From the listing below, copy every line with the word "Roast".

- - - - -

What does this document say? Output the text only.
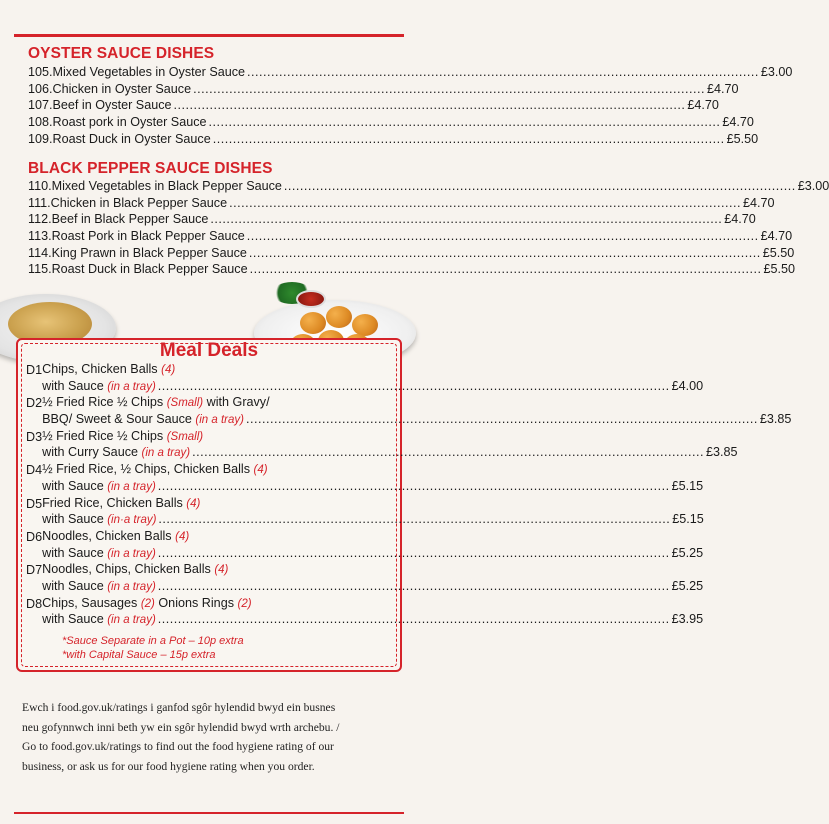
OYSTER SAUCE DISHES
105. Mixed Vegetables in Oyster Sauce .....	£3.00
106. Chicken in Oyster Sauce .....	£4.70
107. Beef in Oyster Sauce .....	£4.70
108. Roast pork in Oyster Sauce .....	£4.70
109. Roast Duck in Oyster Sauce .....	£5.50
BLACK PEPPER SAUCE DISHES
110. Mixed Vegetables in Black Pepper Sauce .....	£3.00
111. Chicken in Black Pepper Sauce .....	£4.70
112. Beef in Black Pepper Sauce .....	£4.70
113. Roast Pork in Black Pepper Sauce .....	£4.70
114. King Prawn in Black Pepper Sauce .....	£5.50
115. Roast Duck in Black Pepper Sauce .....	£5.50
Meal Deals
D1 Chips, Chicken Balls (4)
with Sauce (in a tray) .....	£4.00
D2 ½ Fried Rice ½ Chips (Small) with Gravy/
BBQ/ Sweet & Sour Sauce (in a tray) .....	£3.85
D3 ½ Fried Rice ½ Chips (Small)
with Curry Sauce (in a tray) .....	£3.85
D4 ½ Fried Rice, ½ Chips, Chicken Balls (4)
with Sauce (in a tray) .....	£5.15
D5 Fried Rice, Chicken Balls (4)
with Sauce (in·a tray) .....	£5.15
D6 Noodles, Chicken Balls (4)
with Sauce (in a tray) .....	£5.25
D7 Noodles, Chips, Chicken Balls (4)
with Sauce (in a tray) .....	£5.25
D8 Chips, Sausages (2) Onions Rings (2)
with Sauce (in a tray) .....	£3.95
*Sauce Separate in a Pot – 10p extra
*with Capital Sauce – 15p extra
Ewch i food.gov.uk/ratings i ganfod sgôr hylendid bwyd ein busnes
neu gofynnwch inni beth yw ein sgôr hylendid bwyd wrth archebu. /
Go to food.gov.uk/ratings to find out the food hygiene rating of our
business, or ask us for our food hygiene rating when you order.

- - - - -

● Output
108. Roast pork in Oyster Sauce .....	£4.70
109. Roast Duck in Oyster Sauce .....	£5.50
113. Roast Pork in Black Pepper Sauce .....	£4.70
115. Roast Duck in Black Pepper Sauce .....	£5.50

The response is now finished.